Extracted material:
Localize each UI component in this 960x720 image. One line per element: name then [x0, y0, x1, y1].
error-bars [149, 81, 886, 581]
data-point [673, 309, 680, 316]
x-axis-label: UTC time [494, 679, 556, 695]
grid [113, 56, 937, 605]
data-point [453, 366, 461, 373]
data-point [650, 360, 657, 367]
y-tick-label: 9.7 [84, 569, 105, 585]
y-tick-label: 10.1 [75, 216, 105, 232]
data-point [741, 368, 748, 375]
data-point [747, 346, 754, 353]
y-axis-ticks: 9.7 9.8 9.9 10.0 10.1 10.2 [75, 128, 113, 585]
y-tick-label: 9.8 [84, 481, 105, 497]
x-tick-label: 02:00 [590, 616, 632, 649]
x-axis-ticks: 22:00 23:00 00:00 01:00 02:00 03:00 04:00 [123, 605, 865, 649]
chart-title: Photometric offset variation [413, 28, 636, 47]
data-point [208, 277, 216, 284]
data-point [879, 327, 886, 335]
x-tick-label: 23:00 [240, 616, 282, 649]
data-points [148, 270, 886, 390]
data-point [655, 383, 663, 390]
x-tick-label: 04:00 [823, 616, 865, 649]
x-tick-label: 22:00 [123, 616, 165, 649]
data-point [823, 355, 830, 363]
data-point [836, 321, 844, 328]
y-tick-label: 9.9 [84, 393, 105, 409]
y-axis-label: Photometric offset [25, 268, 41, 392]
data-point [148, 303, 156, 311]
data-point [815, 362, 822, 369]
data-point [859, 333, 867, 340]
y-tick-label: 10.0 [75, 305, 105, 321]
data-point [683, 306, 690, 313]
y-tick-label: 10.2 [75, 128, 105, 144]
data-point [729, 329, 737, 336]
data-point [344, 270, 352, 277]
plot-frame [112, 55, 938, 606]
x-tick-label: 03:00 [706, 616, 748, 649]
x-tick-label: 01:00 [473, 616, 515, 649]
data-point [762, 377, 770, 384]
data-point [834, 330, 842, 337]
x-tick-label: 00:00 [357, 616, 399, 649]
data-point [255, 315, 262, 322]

Problem to solve:
Reproduce every line of the records above verbatim, from the first line to the last.

Exercise solution:
Localize each UI component in this 960x720 image. One line per element: name then [x0, y0, x1, y1].
error-bars [149, 81, 886, 581]
data-point [673, 309, 680, 316]
x-axis-label: UTC time [494, 679, 556, 695]
grid [113, 56, 937, 605]
data-point [453, 366, 461, 373]
data-point [650, 360, 657, 367]
y-tick-label: 9.7 [84, 569, 105, 585]
y-tick-label: 10.1 [75, 216, 105, 232]
data-point [741, 368, 748, 375]
data-point [747, 346, 754, 353]
y-axis-ticks: 9.7 9.8 9.9 10.0 10.1 10.2 [75, 128, 113, 585]
y-tick-label: 9.8 [84, 481, 105, 497]
x-tick-label: 02:00 [590, 616, 632, 649]
x-axis-ticks: 22:00 23:00 00:00 01:00 02:00 03:00 04:00 [123, 605, 865, 649]
chart-title: Photometric offset variation [413, 28, 636, 47]
data-point [208, 277, 216, 284]
data-point [879, 327, 886, 335]
x-tick-label: 23:00 [240, 616, 282, 649]
data-points [148, 270, 886, 390]
data-point [655, 383, 663, 390]
x-tick-label: 04:00 [823, 616, 865, 649]
x-tick-label: 22:00 [123, 616, 165, 649]
data-point [823, 355, 830, 363]
data-point [836, 321, 844, 328]
y-tick-label: 9.9 [84, 393, 105, 409]
y-axis-label: Photometric offset [25, 268, 41, 392]
data-point [148, 303, 156, 311]
data-point [815, 362, 822, 369]
data-point [859, 333, 867, 340]
y-tick-label: 10.0 [75, 305, 105, 321]
data-point [683, 306, 690, 313]
y-tick-label: 10.2 [75, 128, 105, 144]
data-point [729, 329, 737, 336]
data-point [344, 270, 352, 277]
plot-frame [112, 55, 938, 606]
x-tick-label: 03:00 [706, 616, 748, 649]
x-tick-label: 01:00 [473, 616, 515, 649]
data-point [762, 377, 770, 384]
data-point [834, 330, 842, 337]
x-tick-label: 00:00 [357, 616, 399, 649]
data-point [255, 315, 262, 322]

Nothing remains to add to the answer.